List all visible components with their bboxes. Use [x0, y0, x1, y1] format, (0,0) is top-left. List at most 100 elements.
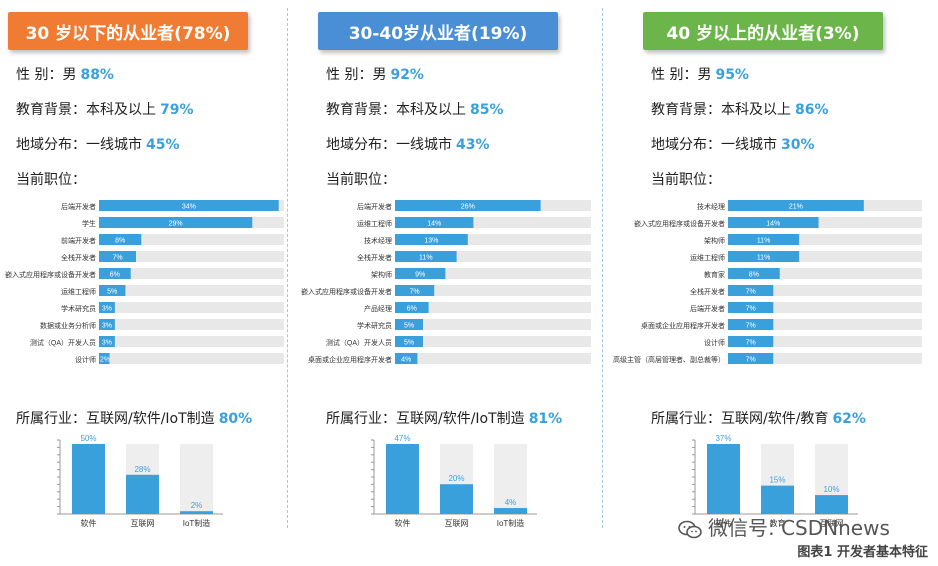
data-label: 29% [169, 221, 183, 228]
industry-value: 62% [832, 411, 866, 427]
data-label: 28% [134, 465, 150, 474]
brand-text: 微信号: CSDNnews [708, 516, 890, 540]
bar [395, 285, 435, 296]
data-label: 7% [746, 306, 756, 313]
data-label: 13% [424, 238, 438, 245]
category-label: 互联网 [131, 519, 155, 528]
bar [815, 495, 848, 514]
industry-bar-chart: 47% 软件 20% 互联网 4% IoT制造 [371, 434, 537, 528]
data-label: 34% [182, 204, 196, 211]
bar-track [395, 319, 591, 330]
bar [72, 444, 105, 514]
bar-track [395, 234, 591, 245]
category-label: 测试（QA）开发人员 [326, 338, 392, 347]
category-label: 后端开发者 [357, 202, 392, 211]
bar-track [99, 268, 284, 279]
wechat-icon [678, 520, 702, 538]
position-bar-chart: 后端开发者 26% 运维工程师 14% 技术经理 13% 全栈开发者 11% 架构师 9% 嵌入式应… [301, 200, 591, 364]
gender-label: 性 别：男 [651, 67, 712, 83]
data-label: 7% [746, 357, 756, 364]
region-stat: 地域分布：一线城市 43% [326, 134, 490, 154]
education-value: 85% [470, 102, 504, 118]
data-label: 3% [102, 306, 112, 313]
bar [395, 353, 418, 364]
data-label: 4% [401, 357, 411, 364]
region-label: 地域分布：一线城市 [16, 137, 142, 153]
bar-track [728, 251, 922, 262]
bar-track [99, 302, 284, 313]
bar [395, 336, 423, 347]
bar [440, 484, 473, 514]
category-label: 嵌入式应用程序或设备开发者 [5, 270, 96, 279]
data-label: 8% [749, 272, 759, 279]
bar-track [395, 268, 591, 279]
data-label: 9% [415, 272, 425, 279]
category-label: 运维工程师 [690, 253, 725, 262]
bar [395, 319, 423, 330]
bar [386, 444, 419, 514]
bar [99, 200, 279, 211]
data-label: 7% [112, 255, 122, 262]
category-label: 软件 [81, 518, 97, 528]
category-label: 教育家 [704, 270, 725, 279]
position-heading: 当前职位： [651, 172, 721, 188]
education-value: 86% [795, 102, 829, 118]
category-label: 教育 [770, 518, 786, 528]
industry-stat: 所属行业：互联网/软件/教育 62% [651, 408, 866, 428]
data-label: 3% [102, 323, 112, 330]
bar-track [728, 319, 922, 330]
education-label: 教育背景：本科及以上 [16, 102, 156, 118]
category-label: 测试（QA）开发人员 [30, 338, 96, 347]
industry-value: 80% [218, 411, 253, 427]
data-label: 7% [746, 323, 756, 330]
bar-track [99, 319, 284, 330]
category-label: 软件 [395, 518, 411, 528]
data-label: 14% [766, 221, 780, 228]
category-label: 设计师 [75, 355, 96, 364]
data-label: 11% [757, 238, 771, 245]
bar [728, 234, 800, 245]
bar [395, 302, 429, 313]
bar-track [728, 353, 922, 364]
category-label: 学术研究员 [357, 321, 392, 330]
category-label: 架构师 [371, 270, 392, 279]
position-heading: 当前职位： [326, 172, 396, 188]
data-label: 5% [404, 340, 414, 347]
bar [728, 200, 864, 211]
panel-header: 40 岁以上的从业者(3%) [643, 12, 883, 50]
data-label: 15% [769, 476, 785, 485]
region-value: 30% [781, 137, 815, 153]
data-label: 26% [461, 204, 475, 211]
bar-track [494, 444, 527, 514]
panel-over-40: 40 岁以上的从业者(3%) 性 别：男 95% 教育背景：本科及以上 86% 地域… [613, 0, 938, 566]
gender-value: 88% [80, 67, 114, 83]
bar [728, 268, 780, 279]
industry-bar-chart: 37% 软件 15% 教育 10% 互联网 [692, 434, 858, 528]
bar [728, 217, 819, 228]
bar-track [99, 234, 284, 245]
category-label: 设计师 [704, 338, 725, 347]
gender-value: 95% [715, 67, 749, 83]
bar [99, 285, 126, 296]
industry-label: 所属行业：互联网/软件/IoT制造 [16, 411, 215, 427]
gender-stat: 性 别：男 95% [651, 64, 749, 84]
industry-bar-chart: 50% 软件 28% 互联网 2% IoT制造 [57, 434, 223, 528]
data-label: 11% [757, 255, 771, 262]
category-label: 前端开发者 [61, 236, 96, 245]
bar-track [99, 251, 284, 262]
category-label: 学生 [82, 219, 96, 228]
data-label: 21% [789, 204, 803, 211]
region-stat: 地域分布：一线城市 30% [651, 134, 815, 154]
data-label: 6% [407, 306, 417, 313]
bar-track [728, 302, 922, 313]
position-bar-chart: 后端开发者 34% 学生 29% 前端开发者 8% 全栈开发者 7% 嵌入式应用程序或设备开发者… [5, 200, 284, 364]
region-value: 45% [146, 137, 180, 153]
panel-header: 30-40岁从业者(19%) [318, 12, 558, 50]
category-label: 架构师 [704, 236, 725, 245]
category-label: 互联网 [820, 519, 844, 528]
education-stat: 教育背景：本科及以上 85% [326, 99, 504, 119]
bar [728, 285, 774, 296]
category-label: 全栈开发者 [61, 253, 96, 262]
education-label: 教育背景：本科及以上 [326, 102, 466, 118]
bar [728, 251, 800, 262]
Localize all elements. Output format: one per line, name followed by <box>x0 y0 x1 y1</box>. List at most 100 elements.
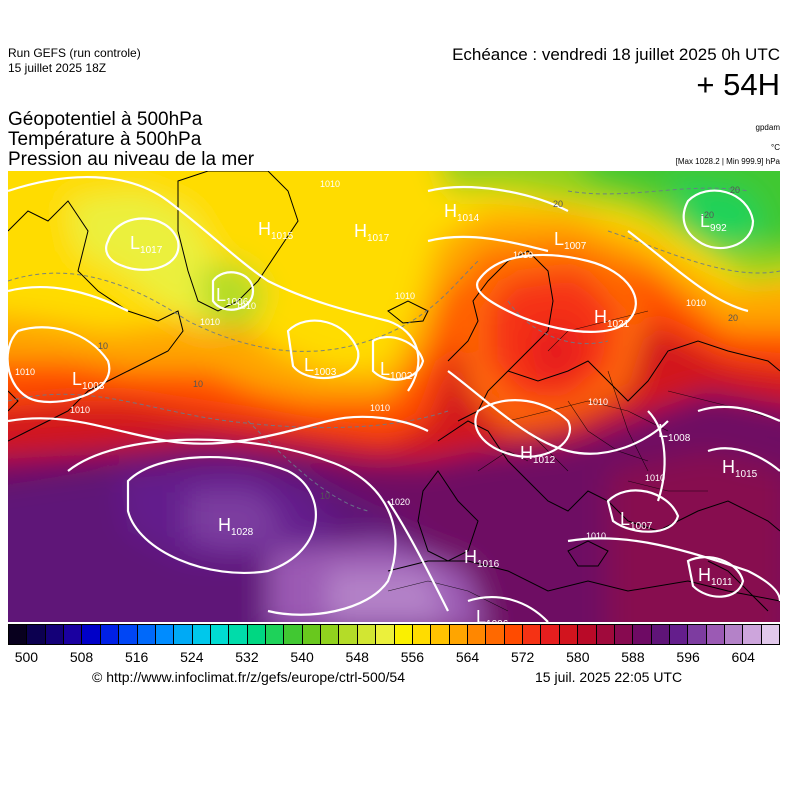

##########

Can you convert every line of the records above into a JSON list of strings, one string per line, leaving out blank lines and the pictures?

• [Result of the task]
[
  "List all visible components with their bboxes. Use [x0, y0, x1, y1] format, (0,0) is top-left. List at most 100 elements.",
  "data-label: 29% [169, 221, 183, 228]",
  "industry-value: 62% [832, 411, 866, 427]",
  "data-label: 28% [134, 465, 150, 474]",
  "brand-text: 微信号: CSDNnews [708, 516, 890, 540]",
  "bar [395, 285, 435, 296]",
  "data-label: 7% [746, 306, 756, 313]",
  "data-label: 13% [424, 238, 438, 245]",
  "category-label: 互联网 [131, 519, 155, 528]",
  "bar [815, 495, 848, 514]",
  "industry-bar-chart: 47% 软件 20% 互联网 4% IoT制造 [371, 434, 537, 528]",
  "data-label: 34% [182, 204, 196, 211]",
  "bar-track [395, 319, 591, 330]",
  "bar [72, 444, 105, 514]",
  "bar-track [395, 234, 591, 245]",
  "category-label: 测试（QA）开发人员 [326, 338, 392, 347]",
  "category-label: 后端开发者 [357, 202, 392, 211]",
  "bar-track [99, 268, 284, 279]",
  "wechat-icon [678, 520, 702, 538]",
  "position-bar-chart: 后端开发者 26% 运维工程师 14% 技术经理 13% 全栈开发者 11% 架构师 9% 嵌入式应… [301, 200, 591, 364]",
  "gender-label: 性 别：男 [651, 67, 712, 83]",
  "data-label: 7% [746, 357, 756, 364]",
  "region-stat: 地域分布：一线城市 43% [326, 134, 490, 154]",
  "education-value: 85% [470, 102, 504, 118]",
  "data-label: 3% [102, 306, 112, 313]",
  "bar [395, 353, 418, 364]",
  "data-label: 4% [401, 357, 411, 364]",
  "region-label: 地域分布：一线城市 [16, 137, 142, 153]",
  "bar-track [728, 251, 922, 262]",
  "bar-track [99, 302, 284, 313]",
  "bar [395, 336, 423, 347]",
  "bar [440, 484, 473, 514]",
  "category-label: 嵌入式应用程序或设备开发者 [5, 270, 96, 279]",
  "data-label: 8% [749, 272, 759, 279]",
  "bar-track [395, 268, 591, 279]",
  "data-label: 9% [415, 272, 425, 279]",
  "category-label: 运维工程师 [690, 253, 725, 262]",
  "bar [395, 319, 423, 330]",
  "bar [386, 444, 419, 514]",
  "bar [99, 200, 279, 211]",
  "data-label: 7% [112, 255, 122, 262]",
  "category-label: 软件 [81, 518, 97, 528]",
  "category-label: 教育家 [704, 270, 725, 279]",
  "position-heading: 当前职位： [651, 172, 721, 188]",
  "education-value: 86% [795, 102, 829, 118]",
  "category-label: 教育 [770, 518, 786, 528]",
  "industry-stat: 所属行业：互联网/软件/教育 62% [651, 408, 866, 428]",
  "data-label: 3% [102, 323, 112, 330]",
  "bar-track [728, 319, 922, 330]",
  "education-label: 教育背景：本科及以上 [16, 102, 156, 118]",
  "category-label: 测试（QA）开发人员 [30, 338, 96, 347]",
  "industry-value: 80% [218, 411, 253, 427]",
  "data-label: 7% [746, 323, 756, 330]",
  "bar-track [99, 319, 284, 330]",
  "category-label: 软件 [395, 518, 411, 528]",
  "data-label: 14% [766, 221, 780, 228]",
  "category-label: 设计师 [75, 355, 96, 364]",
  "data-label: 11% [757, 238, 771, 245]",
  "bar [728, 234, 800, 245]",
  "bar [395, 302, 429, 313]",
  "bar-track [728, 353, 922, 364]",
  "category-label: 学术研究员 [357, 321, 392, 330]",
  "category-label: 架构师 [371, 270, 392, 279]",
  "position-heading: 当前职位： [326, 172, 396, 188]",
  "data-label: 5% [404, 340, 414, 347]",
  "bar [728, 200, 864, 211]",
  "panel-header: 40 岁以上的从业者(3%) [643, 12, 883, 50]",
  "data-label: 15% [769, 476, 785, 485]",
  "region-value: 30% [781, 137, 815, 153]",
  "data-label: 26% [461, 204, 475, 211]",
  "bar-track [494, 444, 527, 514]",
  "panel-over-40: 40 岁以上的从业者(3%) 性 别：男 95% 教育背景：本科及以上 86% 地域… [613, 0, 938, 566]",
  "gender-value: 88% [80, 67, 114, 83]",
  "bar [728, 268, 780, 279]",
  "industry-bar-chart: 37% 软件 15% 教育 10% 互联网 [692, 434, 858, 528]",
  "bar [728, 217, 819, 228]",
  "bar-track [99, 234, 284, 245]",
  "category-label: 设计师 [704, 338, 725, 347]",
  "gender-value: 95% [715, 67, 749, 83]",
  "bar [99, 285, 126, 296]",
  "industry-label: 所属行业：互联网/软件/IoT制造 [16, 411, 215, 427]",
  "gender-stat: 性 别：男 95% [651, 64, 749, 84]",
  "industry-bar-chart: 50% 软件 28% 互联网 2% IoT制造 [57, 434, 223, 528]",
  "data-label: 11% [757, 255, 771, 262]",
  "category-label: 前端开发者 [61, 236, 96, 245]",
  "bar-track [99, 251, 284, 262]",
  "category-label: 学生 [82, 219, 96, 228]",
  "data-label: 21% [789, 204, 803, 211]",
  "region-stat: 地域分布：一线城市 30% [651, 134, 815, 154]",
  "data-label: 6% [407, 306, 417, 313]",
  "bar-track [728, 302, 922, 313]",
  "position-bar-chart: 后端开发者 34% 学生 29% 前端开发者 8% 全栈开发者 7% 嵌入式应用程序或设备开发者… [5, 200, 284, 364]",
  "region-value: 45% [146, 137, 180, 153]",
  "panel-header: 30-40岁从业者(19%) [318, 12, 558, 50]",
  "category-label: 架构师 [704, 236, 725, 245]",
  "category-label: 互联网 [820, 519, 844, 528]",
  "education-stat: 教育背景：本科及以上 85% [326, 99, 504, 119]",
  "bar [728, 285, 774, 296]",
  "category-label: 全栈开发者 [61, 253, 96, 262]",
  "education-label: 教育背景：本科及以上 [326, 102, 466, 118]",
  "bar [728, 251, 800, 262]",
  "Localize all elements. Output format: one per line, name followed by <box>x0 y0 x1 y1</box>. List at most 100 elements."
]